Return each entry exactly, with none missing.

Records from a collection of figures:
┌──

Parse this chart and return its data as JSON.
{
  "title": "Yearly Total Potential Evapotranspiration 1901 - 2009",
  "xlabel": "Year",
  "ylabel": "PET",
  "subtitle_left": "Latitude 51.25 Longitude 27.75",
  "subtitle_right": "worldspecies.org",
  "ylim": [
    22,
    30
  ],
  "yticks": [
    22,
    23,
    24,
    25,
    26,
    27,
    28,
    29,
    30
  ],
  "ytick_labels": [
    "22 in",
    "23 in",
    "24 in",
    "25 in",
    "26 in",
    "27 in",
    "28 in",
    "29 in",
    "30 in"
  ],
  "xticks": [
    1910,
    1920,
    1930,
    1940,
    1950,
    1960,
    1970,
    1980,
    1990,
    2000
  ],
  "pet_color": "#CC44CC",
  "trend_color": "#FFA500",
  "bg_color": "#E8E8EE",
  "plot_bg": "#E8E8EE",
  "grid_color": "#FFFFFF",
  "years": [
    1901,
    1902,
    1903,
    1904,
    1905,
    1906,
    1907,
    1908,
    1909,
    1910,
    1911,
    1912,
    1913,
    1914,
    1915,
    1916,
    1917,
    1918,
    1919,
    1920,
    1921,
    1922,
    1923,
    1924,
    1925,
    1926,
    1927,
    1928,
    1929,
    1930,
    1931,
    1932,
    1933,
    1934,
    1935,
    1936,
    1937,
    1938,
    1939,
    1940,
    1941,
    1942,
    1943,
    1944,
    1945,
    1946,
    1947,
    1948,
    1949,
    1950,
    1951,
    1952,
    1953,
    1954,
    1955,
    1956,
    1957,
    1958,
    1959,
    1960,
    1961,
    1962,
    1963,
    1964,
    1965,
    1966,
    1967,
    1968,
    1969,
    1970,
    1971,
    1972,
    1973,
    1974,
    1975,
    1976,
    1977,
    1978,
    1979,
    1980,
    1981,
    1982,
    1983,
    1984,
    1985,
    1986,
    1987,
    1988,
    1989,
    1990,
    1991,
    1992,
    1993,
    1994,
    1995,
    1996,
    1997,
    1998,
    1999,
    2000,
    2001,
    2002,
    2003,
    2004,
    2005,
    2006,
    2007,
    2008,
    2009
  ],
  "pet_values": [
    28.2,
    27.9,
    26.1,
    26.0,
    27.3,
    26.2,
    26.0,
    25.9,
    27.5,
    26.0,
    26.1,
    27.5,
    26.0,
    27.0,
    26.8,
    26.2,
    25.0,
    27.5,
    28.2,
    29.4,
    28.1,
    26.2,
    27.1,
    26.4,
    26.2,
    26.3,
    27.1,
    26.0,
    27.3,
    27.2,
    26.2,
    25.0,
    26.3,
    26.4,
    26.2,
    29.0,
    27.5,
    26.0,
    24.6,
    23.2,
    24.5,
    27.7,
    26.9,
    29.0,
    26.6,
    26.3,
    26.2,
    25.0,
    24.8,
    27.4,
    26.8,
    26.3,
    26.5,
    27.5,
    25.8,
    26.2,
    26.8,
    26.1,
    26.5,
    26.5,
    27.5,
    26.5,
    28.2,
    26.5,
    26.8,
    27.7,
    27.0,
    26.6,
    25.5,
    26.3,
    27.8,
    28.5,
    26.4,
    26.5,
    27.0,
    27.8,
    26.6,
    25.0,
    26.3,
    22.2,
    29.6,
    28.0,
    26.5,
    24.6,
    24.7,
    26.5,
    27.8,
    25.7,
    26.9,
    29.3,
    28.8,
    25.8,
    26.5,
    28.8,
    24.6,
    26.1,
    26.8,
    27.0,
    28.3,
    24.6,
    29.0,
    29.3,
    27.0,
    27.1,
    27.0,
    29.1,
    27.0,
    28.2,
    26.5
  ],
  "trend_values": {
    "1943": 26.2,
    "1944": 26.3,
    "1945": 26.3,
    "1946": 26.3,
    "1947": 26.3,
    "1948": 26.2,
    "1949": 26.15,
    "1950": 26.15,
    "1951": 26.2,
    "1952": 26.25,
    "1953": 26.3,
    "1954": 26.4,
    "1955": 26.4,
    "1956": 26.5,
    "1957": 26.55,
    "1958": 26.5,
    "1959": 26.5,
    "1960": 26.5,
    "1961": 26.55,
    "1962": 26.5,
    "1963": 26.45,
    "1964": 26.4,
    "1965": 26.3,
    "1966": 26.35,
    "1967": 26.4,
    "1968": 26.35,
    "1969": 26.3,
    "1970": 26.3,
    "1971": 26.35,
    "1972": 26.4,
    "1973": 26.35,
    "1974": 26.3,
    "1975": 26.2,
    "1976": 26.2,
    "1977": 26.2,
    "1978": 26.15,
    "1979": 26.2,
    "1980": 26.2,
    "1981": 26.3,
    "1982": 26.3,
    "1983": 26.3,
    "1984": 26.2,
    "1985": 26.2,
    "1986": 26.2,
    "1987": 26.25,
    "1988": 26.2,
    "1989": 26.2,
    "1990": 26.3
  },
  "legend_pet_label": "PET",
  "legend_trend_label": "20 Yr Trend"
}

└──

#### Exercise result
Parse this chart and return its data as JSON.
{
  "title": "Yearly Total Potential Evapotranspiration 1901 - 2009",
  "xlabel": "Year",
  "ylabel": "PET",
  "subtitle_left": "Latitude 51.25 Longitude 27.75",
  "subtitle_right": "worldspecies.org",
  "ylim": [
    22,
    30
  ],
  "yticks": [
    22,
    23,
    24,
    25,
    26,
    27,
    28,
    29,
    30
  ],
  "ytick_labels": [
    "22 in",
    "23 in",
    "24 in",
    "25 in",
    "26 in",
    "27 in",
    "28 in",
    "29 in",
    "30 in"
  ],
  "xticks": [
    1910,
    1920,
    1930,
    1940,
    1950,
    1960,
    1970,
    1980,
    1990,
    2000
  ],
  "pet_color": "#CC44CC",
  "trend_color": "#FFA500",
  "bg_color": "#E8E8EE",
  "plot_bg": "#E8E8EE",
  "grid_color": "#FFFFFF",
  "years": [
    1901,
    1902,
    1903,
    1904,
    1905,
    1906,
    1907,
    1908,
    1909,
    1910,
    1911,
    1912,
    1913,
    1914,
    1915,
    1916,
    1917,
    1918,
    1919,
    1920,
    1921,
    1922,
    1923,
    1924,
    1925,
    1926,
    1927,
    1928,
    1929,
    1930,
    1931,
    1932,
    1933,
    1934,
    1935,
    1936,
    1937,
    1938,
    1939,
    1940,
    1941,
    1942,
    1943,
    1944,
    1945,
    1946,
    1947,
    1948,
    1949,
    1950,
    1951,
    1952,
    1953,
    1954,
    1955,
    1956,
    1957,
    1958,
    1959,
    1960,
    1961,
    1962,
    1963,
    1964,
    1965,
    1966,
    1967,
    1968,
    1969,
    1970,
    1971,
    1972,
    1973,
    1974,
    1975,
    1976,
    1977,
    1978,
    1979,
    1980,
    1981,
    1982,
    1983,
    1984,
    1985,
    1986,
    1987,
    1988,
    1989,
    1990,
    1991,
    1992,
    1993,
    1994,
    1995,
    1996,
    1997,
    1998,
    1999,
    2000,
    2001,
    2002,
    2003,
    2004,
    2005,
    2006,
    2007,
    2008,
    2009
  ],
  "pet_values": [
    28.2,
    27.9,
    26.1,
    26.0,
    27.3,
    26.2,
    26.0,
    25.9,
    27.5,
    26.0,
    26.1,
    27.5,
    26.0,
    27.0,
    26.8,
    26.2,
    25.0,
    27.5,
    28.2,
    29.4,
    28.1,
    26.2,
    27.1,
    26.4,
    26.2,
    26.3,
    27.1,
    26.0,
    27.3,
    27.2,
    26.2,
    25.0,
    26.3,
    26.4,
    26.2,
    29.0,
    27.5,
    26.0,
    24.6,
    23.2,
    24.5,
    27.7,
    26.9,
    29.0,
    26.6,
    26.3,
    26.2,
    25.0,
    24.8,
    27.4,
    26.8,
    26.3,
    26.5,
    27.5,
    25.8,
    26.2,
    26.8,
    26.1,
    26.5,
    26.5,
    27.5,
    26.5,
    28.2,
    26.5,
    26.8,
    27.7,
    27.0,
    26.6,
    25.5,
    26.3,
    27.8,
    28.5,
    26.4,
    26.5,
    27.0,
    27.8,
    26.6,
    25.0,
    26.3,
    22.2,
    29.6,
    28.0,
    26.5,
    24.6,
    24.7,
    26.5,
    27.8,
    25.7,
    26.9,
    29.3,
    28.8,
    25.8,
    26.5,
    28.8,
    24.6,
    26.1,
    26.8,
    27.0,
    28.3,
    24.6,
    29.0,
    29.3,
    27.0,
    27.1,
    27.0,
    29.1,
    27.0,
    28.2,
    26.5
  ],
  "trend_values": {
    "1943": 26.2,
    "1944": 26.3,
    "1945": 26.3,
    "1946": 26.3,
    "1947": 26.3,
    "1948": 26.2,
    "1949": 26.15,
    "1950": 26.15,
    "1951": 26.2,
    "1952": 26.25,
    "1953": 26.3,
    "1954": 26.4,
    "1955": 26.4,
    "1956": 26.5,
    "1957": 26.55,
    "1958": 26.5,
    "1959": 26.5,
    "1960": 26.5,
    "1961": 26.55,
    "1962": 26.5,
    "1963": 26.45,
    "1964": 26.4,
    "1965": 26.3,
    "1966": 26.35,
    "1967": 26.4,
    "1968": 26.35,
    "1969": 26.3,
    "1970": 26.3,
    "1971": 26.35,
    "1972": 26.4,
    "1973": 26.35,
    "1974": 26.3,
    "1975": 26.2,
    "1976": 26.2,
    "1977": 26.2,
    "1978": 26.15,
    "1979": 26.2,
    "1980": 26.2,
    "1981": 26.3,
    "1982": 26.3,
    "1983": 26.3,
    "1984": 26.2,
    "1985": 26.2,
    "1986": 26.2,
    "1987": 26.25,
    "1988": 26.2,
    "1989": 26.2,
    "1990": 26.3
  },
  "legend_pet_label": "PET",
  "legend_trend_label": "20 Yr Trend"
}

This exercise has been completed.